Challenge: Below is a set of records. Repeat all of them exactly.

Stored data entries:
"""
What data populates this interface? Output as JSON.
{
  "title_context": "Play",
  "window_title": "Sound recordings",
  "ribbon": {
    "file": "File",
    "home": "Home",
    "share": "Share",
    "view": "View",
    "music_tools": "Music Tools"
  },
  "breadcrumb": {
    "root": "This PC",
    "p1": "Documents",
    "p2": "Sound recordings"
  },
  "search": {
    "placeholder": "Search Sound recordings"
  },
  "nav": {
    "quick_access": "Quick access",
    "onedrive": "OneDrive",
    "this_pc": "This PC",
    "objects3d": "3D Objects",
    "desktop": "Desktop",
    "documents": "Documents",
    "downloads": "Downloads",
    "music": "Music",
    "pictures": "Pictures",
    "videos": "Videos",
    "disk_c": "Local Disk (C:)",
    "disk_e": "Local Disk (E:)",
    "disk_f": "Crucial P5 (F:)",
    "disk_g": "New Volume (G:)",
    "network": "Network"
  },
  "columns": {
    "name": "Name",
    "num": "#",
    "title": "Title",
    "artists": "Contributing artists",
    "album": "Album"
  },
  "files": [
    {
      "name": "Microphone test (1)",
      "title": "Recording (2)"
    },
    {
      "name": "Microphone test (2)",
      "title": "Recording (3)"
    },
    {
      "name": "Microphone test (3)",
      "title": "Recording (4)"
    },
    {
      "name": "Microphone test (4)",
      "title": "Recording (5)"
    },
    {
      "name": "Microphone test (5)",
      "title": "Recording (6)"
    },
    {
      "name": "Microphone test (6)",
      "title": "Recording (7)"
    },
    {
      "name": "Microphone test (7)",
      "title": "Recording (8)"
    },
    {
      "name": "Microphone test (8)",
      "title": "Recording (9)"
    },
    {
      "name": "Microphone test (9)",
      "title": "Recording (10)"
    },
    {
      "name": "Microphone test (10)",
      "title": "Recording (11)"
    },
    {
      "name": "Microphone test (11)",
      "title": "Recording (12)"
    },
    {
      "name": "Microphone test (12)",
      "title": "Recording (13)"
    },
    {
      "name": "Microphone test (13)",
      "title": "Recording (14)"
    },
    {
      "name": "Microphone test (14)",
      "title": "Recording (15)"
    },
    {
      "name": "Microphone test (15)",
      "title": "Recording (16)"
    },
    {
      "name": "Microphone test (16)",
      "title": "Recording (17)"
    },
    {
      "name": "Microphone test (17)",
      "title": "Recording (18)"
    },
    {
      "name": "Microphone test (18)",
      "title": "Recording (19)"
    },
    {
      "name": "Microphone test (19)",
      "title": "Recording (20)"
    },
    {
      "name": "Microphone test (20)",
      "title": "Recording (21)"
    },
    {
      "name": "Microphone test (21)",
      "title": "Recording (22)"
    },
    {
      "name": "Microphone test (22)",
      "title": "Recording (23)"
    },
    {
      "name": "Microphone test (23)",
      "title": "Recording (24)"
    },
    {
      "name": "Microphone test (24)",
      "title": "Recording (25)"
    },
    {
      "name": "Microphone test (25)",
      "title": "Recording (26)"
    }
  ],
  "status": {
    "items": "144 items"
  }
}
"""
Exercise solution:
What data populates this interface? Output as JSON.
{
  "title_context": "Play",
  "window_title": "Sound recordings",
  "ribbon": {
    "file": "File",
    "home": "Home",
    "share": "Share",
    "view": "View",
    "music_tools": "Music Tools"
  },
  "breadcrumb": {
    "root": "This PC",
    "p1": "Documents",
    "p2": "Sound recordings"
  },
  "search": {
    "placeholder": "Search Sound recordings"
  },
  "nav": {
    "quick_access": "Quick access",
    "onedrive": "OneDrive",
    "this_pc": "This PC",
    "objects3d": "3D Objects",
    "desktop": "Desktop",
    "documents": "Documents",
    "downloads": "Downloads",
    "music": "Music",
    "pictures": "Pictures",
    "videos": "Videos",
    "disk_c": "Local Disk (C:)",
    "disk_e": "Local Disk (E:)",
    "disk_f": "Crucial P5 (F:)",
    "disk_g": "New Volume (G:)",
    "network": "Network"
  },
  "columns": {
    "name": "Name",
    "num": "#",
    "title": "Title",
    "artists": "Contributing artists",
    "album": "Album"
  },
  "files": [
    {
      "name": "Microphone test (1)",
      "title": "Recording (2)"
    },
    {
      "name": "Microphone test (2)",
      "title": "Recording (3)"
    },
    {
      "name": "Microphone test (3)",
      "title": "Recording (4)"
    },
    {
      "name": "Microphone test (4)",
      "title": "Recording (5)"
    },
    {
      "name": "Microphone test (5)",
      "title": "Recording (6)"
    },
    {
      "name": "Microphone test (6)",
      "title": "Recording (7)"
    },
    {
      "name": "Microphone test (7)",
      "title": "Recording (8)"
    },
    {
      "name": "Microphone test (8)",
      "title": "Recording (9)"
    },
    {
      "name": "Microphone test (9)",
      "title": "Recording (10)"
    },
    {
      "name": "Microphone test (10)",
      "title": "Recording (11)"
    },
    {
      "name": "Microphone test (11)",
      "title": "Recording (12)"
    },
    {
      "name": "Microphone test (12)",
      "title": "Recording (13)"
    },
    {
      "name": "Microphone test (13)",
      "title": "Recording (14)"
    },
    {
      "name": "Microphone test (14)",
      "title": "Recording (15)"
    },
    {
      "name": "Microphone test (15)",
      "title": "Recording (16)"
    },
    {
      "name": "Microphone test (16)",
      "title": "Recording (17)"
    },
    {
      "name": "Microphone test (17)",
      "title": "Recording (18)"
    },
    {
      "name": "Microphone test (18)",
      "title": "Recording (19)"
    },
    {
      "name": "Microphone test (19)",
      "title": "Recording (20)"
    },
    {
      "name": "Microphone test (20)",
      "title": "Recording (21)"
    },
    {
      "name": "Microphone test (21)",
      "title": "Recording (22)"
    },
    {
      "name": "Microphone test (22)",
      "title": "Recording (23)"
    },
    {
      "name": "Microphone test (23)",
      "title": "Recording (24)"
    },
    {
      "name": "Microphone test (24)",
      "title": "Recording (25)"
    },
    {
      "name": "Microphone test (25)",
      "title": "Recording (26)"
    }
  ],
  "status": {
    "items": "144 items"
  }
}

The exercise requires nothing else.